To be done:
Gather all lines in the entries that include the word "bytes".

Stored data:
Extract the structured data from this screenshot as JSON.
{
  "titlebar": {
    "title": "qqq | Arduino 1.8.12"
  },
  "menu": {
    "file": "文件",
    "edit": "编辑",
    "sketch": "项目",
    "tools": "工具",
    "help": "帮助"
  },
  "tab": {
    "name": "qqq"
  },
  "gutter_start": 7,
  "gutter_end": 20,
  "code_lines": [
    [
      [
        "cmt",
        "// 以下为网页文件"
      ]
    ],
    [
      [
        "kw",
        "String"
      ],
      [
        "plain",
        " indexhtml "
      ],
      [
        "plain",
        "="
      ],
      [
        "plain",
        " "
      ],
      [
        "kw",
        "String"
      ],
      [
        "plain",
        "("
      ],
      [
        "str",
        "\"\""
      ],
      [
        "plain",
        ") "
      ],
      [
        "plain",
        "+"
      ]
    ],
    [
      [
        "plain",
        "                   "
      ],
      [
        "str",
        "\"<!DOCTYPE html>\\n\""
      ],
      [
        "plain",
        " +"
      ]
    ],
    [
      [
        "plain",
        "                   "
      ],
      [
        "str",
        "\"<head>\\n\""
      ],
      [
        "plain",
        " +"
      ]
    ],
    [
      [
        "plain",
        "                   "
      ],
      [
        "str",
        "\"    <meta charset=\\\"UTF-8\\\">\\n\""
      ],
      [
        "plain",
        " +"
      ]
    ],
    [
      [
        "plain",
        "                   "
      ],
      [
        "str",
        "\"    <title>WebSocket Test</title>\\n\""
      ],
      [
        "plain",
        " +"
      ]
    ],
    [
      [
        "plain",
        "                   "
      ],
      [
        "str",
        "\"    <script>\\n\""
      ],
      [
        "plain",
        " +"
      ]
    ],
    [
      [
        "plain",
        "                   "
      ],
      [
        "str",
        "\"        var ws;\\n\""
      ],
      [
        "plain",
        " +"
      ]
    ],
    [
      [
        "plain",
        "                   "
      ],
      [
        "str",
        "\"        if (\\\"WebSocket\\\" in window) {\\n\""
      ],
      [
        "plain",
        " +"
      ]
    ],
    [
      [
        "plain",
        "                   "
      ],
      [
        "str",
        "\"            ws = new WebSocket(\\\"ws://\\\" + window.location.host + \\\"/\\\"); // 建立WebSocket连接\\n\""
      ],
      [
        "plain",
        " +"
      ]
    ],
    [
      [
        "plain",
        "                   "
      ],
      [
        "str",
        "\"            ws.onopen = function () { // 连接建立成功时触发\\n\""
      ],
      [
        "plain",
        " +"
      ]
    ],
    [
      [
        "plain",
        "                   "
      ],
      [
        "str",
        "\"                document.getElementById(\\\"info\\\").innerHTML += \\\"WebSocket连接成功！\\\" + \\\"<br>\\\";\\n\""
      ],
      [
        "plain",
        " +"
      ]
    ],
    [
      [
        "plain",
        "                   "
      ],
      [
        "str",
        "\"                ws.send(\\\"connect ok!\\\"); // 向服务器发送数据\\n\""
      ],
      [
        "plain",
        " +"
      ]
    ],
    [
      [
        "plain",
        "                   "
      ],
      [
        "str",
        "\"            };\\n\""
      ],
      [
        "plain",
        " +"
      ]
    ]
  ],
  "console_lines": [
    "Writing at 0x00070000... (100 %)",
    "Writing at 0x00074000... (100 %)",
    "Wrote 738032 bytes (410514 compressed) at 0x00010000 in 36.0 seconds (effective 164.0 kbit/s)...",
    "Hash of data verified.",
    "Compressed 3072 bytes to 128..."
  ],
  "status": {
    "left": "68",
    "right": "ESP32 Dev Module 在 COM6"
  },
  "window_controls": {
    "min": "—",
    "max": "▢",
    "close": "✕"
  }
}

Result:
    "Wrote 738032 bytes (410514 compressed) at 0x00010000 in 36.0 seconds (effective 164.0 kbit/s)...",
    "Compressed 3072 bytes to 128..."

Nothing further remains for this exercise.